__Exercise details__.
Using the excerpt on the TNA election victory below, explain in one to three sentences why the TNA's sweep was paradoxically possible.

__Source excerpt__.
►
The TNA Tsunami: Re-Balancing The Equation

Sri Lankan ethnic Tamil man shows his inked finger after casting vote  ( AP photo)
The TNA victory has shown that Sri Lanka remains a functioning democracy; that it functions when there is competition; and that with or without the 17th amendment and even under the tightest military supervision, the government can be electorally defeated.
Having won the war, the Government has lost the peace in the North (and earlier, parts of the East), while it continues to lead impressively in post-war politics in the more populous two- thirds of the island.
The TNA’s electoral tsunami has many dimensions and implications. The UNP’s meltdown is a far simpler matter. The TNA’s sweep denotes the resounding political and ideological defeat of the Government’s model of post war rule in the North. Paradoxically, the sweep was also possible because a war was fought to a finish against the Tigers, without which the democratic space would not have re-opened, elections could not have been held and the TNA candidates would have in all probability been assassinated.
◄
__Record excerpts__.
►
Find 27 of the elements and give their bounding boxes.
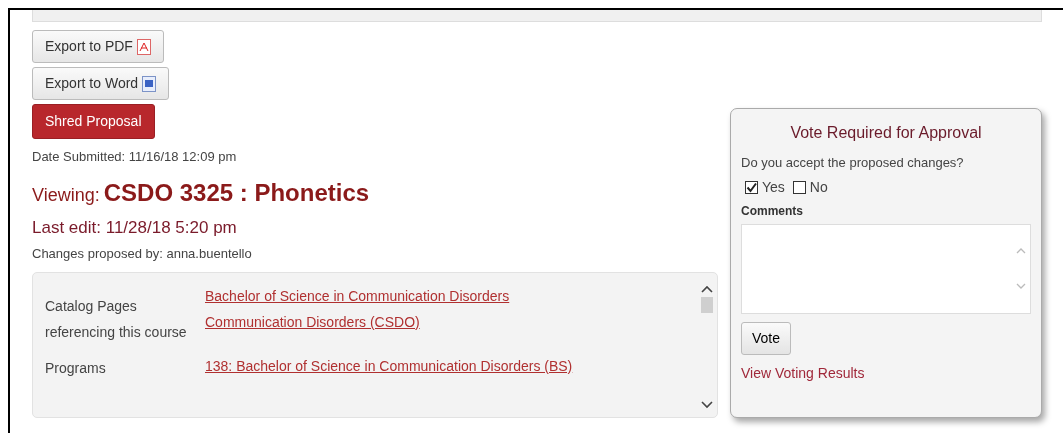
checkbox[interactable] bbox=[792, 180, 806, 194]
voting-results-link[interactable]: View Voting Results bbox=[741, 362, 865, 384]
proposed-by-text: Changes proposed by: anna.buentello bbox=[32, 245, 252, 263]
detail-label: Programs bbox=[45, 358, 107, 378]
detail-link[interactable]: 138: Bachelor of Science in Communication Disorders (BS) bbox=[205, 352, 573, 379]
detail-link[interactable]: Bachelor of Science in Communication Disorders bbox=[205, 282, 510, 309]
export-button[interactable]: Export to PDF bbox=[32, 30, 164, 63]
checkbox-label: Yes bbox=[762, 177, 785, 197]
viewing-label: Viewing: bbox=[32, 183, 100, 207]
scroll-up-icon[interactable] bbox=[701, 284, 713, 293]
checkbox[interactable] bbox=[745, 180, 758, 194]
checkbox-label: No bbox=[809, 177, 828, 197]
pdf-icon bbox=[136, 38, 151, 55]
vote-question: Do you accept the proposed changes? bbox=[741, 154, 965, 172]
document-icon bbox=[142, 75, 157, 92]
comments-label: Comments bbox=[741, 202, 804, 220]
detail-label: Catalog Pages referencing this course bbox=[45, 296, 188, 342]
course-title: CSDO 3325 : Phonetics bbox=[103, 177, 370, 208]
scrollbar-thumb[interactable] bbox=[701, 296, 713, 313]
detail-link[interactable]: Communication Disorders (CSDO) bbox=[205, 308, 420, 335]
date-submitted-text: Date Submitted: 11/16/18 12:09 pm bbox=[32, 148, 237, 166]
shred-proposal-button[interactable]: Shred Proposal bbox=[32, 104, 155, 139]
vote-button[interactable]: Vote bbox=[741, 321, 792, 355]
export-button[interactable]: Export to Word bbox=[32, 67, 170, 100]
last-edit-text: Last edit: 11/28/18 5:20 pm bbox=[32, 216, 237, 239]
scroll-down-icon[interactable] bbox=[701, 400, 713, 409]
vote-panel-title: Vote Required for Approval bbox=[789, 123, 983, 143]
◄
►
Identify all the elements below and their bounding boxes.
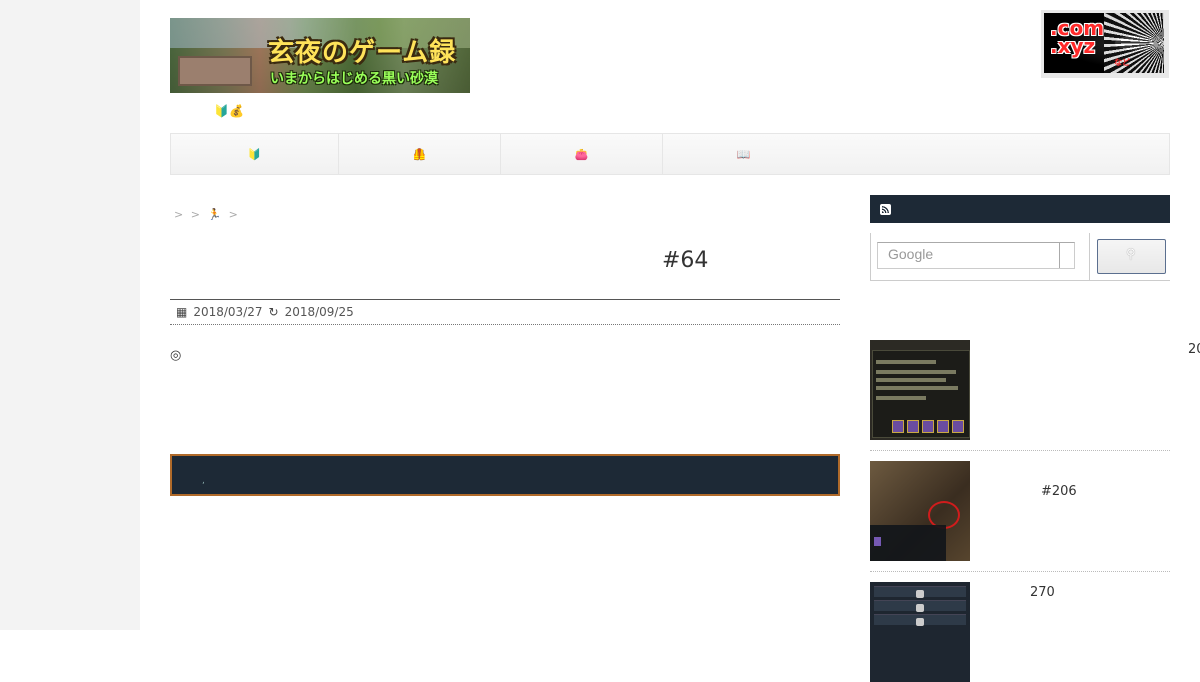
◄
►
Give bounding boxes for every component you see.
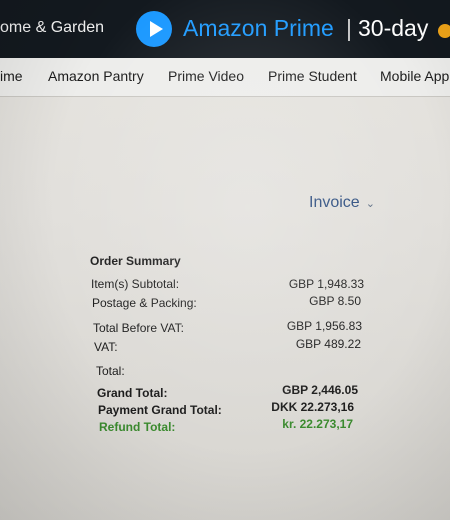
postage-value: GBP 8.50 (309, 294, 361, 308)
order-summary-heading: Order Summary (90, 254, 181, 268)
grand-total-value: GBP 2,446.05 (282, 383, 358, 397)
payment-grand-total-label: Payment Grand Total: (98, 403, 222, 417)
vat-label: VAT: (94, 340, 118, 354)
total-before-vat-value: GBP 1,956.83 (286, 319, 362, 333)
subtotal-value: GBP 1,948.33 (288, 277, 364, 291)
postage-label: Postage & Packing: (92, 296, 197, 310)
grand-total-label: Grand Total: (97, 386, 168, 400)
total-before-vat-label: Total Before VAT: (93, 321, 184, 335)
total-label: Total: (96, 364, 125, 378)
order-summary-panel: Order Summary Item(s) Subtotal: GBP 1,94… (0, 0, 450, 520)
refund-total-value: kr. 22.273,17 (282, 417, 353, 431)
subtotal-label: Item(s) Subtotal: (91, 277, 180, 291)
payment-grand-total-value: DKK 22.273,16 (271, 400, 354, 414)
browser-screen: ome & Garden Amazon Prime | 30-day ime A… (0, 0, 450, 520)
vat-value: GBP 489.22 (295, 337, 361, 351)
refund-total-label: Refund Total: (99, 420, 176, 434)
◄
__Output for this task__.
The sweep was possible because the war against the Tigers was fought to a finish. Without that, the democratic space would not have re-opened, elections could not have been held, and the TNA candidates would probably have been assassinated.